“Oggi con l’algoritmo, la cosa è ancora più semplice. Adesso parte una situazione fra qualche giorno, al massimo il giorno 30-31 di agosto, ci saranno le nomine per acquisire poi il servizio l’1 settembre, cioè girerà l’algoritmo. Una situazione che porta in cattedra già prima dell’inizio delle elezioni, quindi già con le riunioni, le prime riunioni di settembre, i docenti, in modo da poter anche fare la programmazione del loro anno scolastico, dunque creare i moduli didattici da poter presentare i consigli di classe e svolgere poi l’attività didattica del dell’anno scolastico in corso”.
“I numeri sono importanti perché in questo primo turno si andranno a incaricare supplenti al 31 agosto o al 30 giugno per un numero che oscilla tra le 150.000 assunzioni a tempo determinato come supplenza fino anche alle 200.000 e con i bollettini successivi, si andrà anche a raggiungere quote che si avvicinano a 250.000 e con le graduatorie di istituto anche a 300.000 supplenze in un anno. Dunque, stiamo parlando di qualcosa che è un quinto del personale scolastico che lavora nel mondo della scuola. Non è poca cosa”.

+++

> [Compito da svolgere]:
Riporta per intero, parola per parola, il testo sulle nomine dei supplenti.

> [Dati registrati]:
+++

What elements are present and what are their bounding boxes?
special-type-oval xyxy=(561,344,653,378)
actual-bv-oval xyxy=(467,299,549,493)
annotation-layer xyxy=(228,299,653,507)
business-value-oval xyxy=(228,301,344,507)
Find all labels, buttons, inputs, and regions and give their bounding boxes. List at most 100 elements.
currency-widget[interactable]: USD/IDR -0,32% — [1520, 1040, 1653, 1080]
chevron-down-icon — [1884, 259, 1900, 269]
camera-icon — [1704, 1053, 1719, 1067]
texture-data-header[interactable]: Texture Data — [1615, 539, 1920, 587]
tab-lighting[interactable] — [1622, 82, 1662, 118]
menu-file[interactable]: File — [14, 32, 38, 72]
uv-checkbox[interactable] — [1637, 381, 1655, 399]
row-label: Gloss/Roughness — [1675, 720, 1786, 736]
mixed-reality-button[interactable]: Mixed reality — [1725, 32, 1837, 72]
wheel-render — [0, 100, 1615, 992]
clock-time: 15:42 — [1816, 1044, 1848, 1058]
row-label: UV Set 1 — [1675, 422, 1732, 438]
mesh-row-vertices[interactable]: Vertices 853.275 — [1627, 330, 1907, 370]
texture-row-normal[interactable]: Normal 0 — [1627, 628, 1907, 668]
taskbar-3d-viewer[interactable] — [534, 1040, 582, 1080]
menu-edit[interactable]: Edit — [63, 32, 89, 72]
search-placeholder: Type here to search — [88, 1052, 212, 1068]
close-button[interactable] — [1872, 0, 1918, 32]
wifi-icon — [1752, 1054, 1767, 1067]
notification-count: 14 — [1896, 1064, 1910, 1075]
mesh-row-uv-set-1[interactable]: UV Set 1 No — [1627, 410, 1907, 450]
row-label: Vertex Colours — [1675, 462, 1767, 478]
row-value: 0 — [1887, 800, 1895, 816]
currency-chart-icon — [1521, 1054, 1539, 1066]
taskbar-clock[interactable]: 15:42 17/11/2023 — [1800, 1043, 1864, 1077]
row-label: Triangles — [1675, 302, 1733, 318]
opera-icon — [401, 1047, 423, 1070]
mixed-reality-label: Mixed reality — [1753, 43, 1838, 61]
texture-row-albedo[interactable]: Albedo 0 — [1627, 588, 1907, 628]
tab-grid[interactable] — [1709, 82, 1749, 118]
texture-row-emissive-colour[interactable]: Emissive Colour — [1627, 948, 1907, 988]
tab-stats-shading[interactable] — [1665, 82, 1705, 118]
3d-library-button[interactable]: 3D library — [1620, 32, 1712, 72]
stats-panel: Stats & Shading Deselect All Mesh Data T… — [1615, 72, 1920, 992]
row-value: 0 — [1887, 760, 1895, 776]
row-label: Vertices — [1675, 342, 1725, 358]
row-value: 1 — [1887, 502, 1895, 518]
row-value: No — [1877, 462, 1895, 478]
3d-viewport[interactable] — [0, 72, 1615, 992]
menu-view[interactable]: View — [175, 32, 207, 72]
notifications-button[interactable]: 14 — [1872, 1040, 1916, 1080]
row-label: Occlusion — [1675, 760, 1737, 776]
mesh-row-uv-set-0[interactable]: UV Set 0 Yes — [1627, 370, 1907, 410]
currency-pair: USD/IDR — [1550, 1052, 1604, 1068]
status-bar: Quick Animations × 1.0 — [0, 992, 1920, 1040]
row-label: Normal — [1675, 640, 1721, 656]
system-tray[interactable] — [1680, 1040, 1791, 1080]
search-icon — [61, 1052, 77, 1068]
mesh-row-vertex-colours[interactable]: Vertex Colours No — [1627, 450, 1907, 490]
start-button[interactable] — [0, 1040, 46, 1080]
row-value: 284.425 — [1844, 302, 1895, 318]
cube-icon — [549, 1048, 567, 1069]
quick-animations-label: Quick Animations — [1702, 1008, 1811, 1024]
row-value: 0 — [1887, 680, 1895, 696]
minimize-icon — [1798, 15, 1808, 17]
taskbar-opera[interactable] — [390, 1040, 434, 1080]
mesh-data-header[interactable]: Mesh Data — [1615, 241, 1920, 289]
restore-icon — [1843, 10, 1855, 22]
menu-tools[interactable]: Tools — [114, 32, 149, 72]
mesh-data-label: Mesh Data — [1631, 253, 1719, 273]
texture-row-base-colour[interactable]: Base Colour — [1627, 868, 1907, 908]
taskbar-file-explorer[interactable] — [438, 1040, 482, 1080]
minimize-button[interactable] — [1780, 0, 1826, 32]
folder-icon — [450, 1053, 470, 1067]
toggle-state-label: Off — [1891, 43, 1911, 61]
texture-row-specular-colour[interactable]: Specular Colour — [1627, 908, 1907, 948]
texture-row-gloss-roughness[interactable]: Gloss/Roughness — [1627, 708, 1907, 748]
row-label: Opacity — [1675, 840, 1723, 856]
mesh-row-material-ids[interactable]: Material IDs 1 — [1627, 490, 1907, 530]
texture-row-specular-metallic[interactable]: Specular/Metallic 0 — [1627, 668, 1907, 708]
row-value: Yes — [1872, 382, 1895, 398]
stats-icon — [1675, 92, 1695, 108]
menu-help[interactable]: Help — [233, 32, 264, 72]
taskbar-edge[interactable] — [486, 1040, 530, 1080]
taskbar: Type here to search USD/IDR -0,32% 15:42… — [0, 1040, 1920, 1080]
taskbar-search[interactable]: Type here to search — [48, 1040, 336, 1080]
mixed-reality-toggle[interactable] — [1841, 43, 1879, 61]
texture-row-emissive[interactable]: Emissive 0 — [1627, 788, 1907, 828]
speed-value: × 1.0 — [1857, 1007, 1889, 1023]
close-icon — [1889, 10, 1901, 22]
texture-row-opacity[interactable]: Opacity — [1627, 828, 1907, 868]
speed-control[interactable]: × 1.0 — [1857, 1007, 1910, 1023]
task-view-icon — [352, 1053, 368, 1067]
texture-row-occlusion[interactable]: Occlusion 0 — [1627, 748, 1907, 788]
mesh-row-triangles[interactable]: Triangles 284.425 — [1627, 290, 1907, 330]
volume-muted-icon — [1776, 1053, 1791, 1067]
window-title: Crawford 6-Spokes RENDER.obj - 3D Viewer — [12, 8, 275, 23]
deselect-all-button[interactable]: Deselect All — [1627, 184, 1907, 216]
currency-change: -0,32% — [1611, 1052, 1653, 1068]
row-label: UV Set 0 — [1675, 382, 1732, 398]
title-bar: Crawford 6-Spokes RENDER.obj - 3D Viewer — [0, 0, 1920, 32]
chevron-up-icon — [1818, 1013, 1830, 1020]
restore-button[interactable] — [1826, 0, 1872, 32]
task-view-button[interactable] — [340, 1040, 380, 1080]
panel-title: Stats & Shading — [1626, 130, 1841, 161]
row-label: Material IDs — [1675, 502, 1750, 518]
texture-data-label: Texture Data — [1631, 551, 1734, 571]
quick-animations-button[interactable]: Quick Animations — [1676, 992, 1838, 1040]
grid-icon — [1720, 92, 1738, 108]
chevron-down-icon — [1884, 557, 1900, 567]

+++

> [Esito del compito]:
“Oggi con l’algoritmo, la cosa è ancora più semplice. Adesso parte una situazione fra qualche giorno, al massimo il giorno 30-31 di agosto, ci saranno le nomine per acquisire poi il servizio l’1 settembre, cioè girerà l’algoritmo. Una situazione che porta in cattedra già prima dell’inizio delle elezioni, quindi già con le riunioni, le prime riunioni di settembre, i docenti, in modo da poter anche fare la programmazione del loro anno scolastico, dunque creare i moduli didattici da poter presentare i consigli di classe e svolgere poi l’attività didattica del dell’anno scolastico in corso”.
“I numeri sono importanti perché in questo primo turno si andranno a incaricare supplenti al 31 agosto o al 30 giugno per un numero che oscilla tra le 150.000 assunzioni a tempo determinato come supplenza fino anche alle 200.000 e con i bollettini successivi, si andrà anche a raggiungere quote che si avvicinano a 250.000 e con le graduatorie di istituto anche a 300.000 supplenze in un anno. Dunque, stiamo parlando di qualcosa che è un quinto del personale scolastico che lavora nel mondo della scuola. Non è poca cosa”.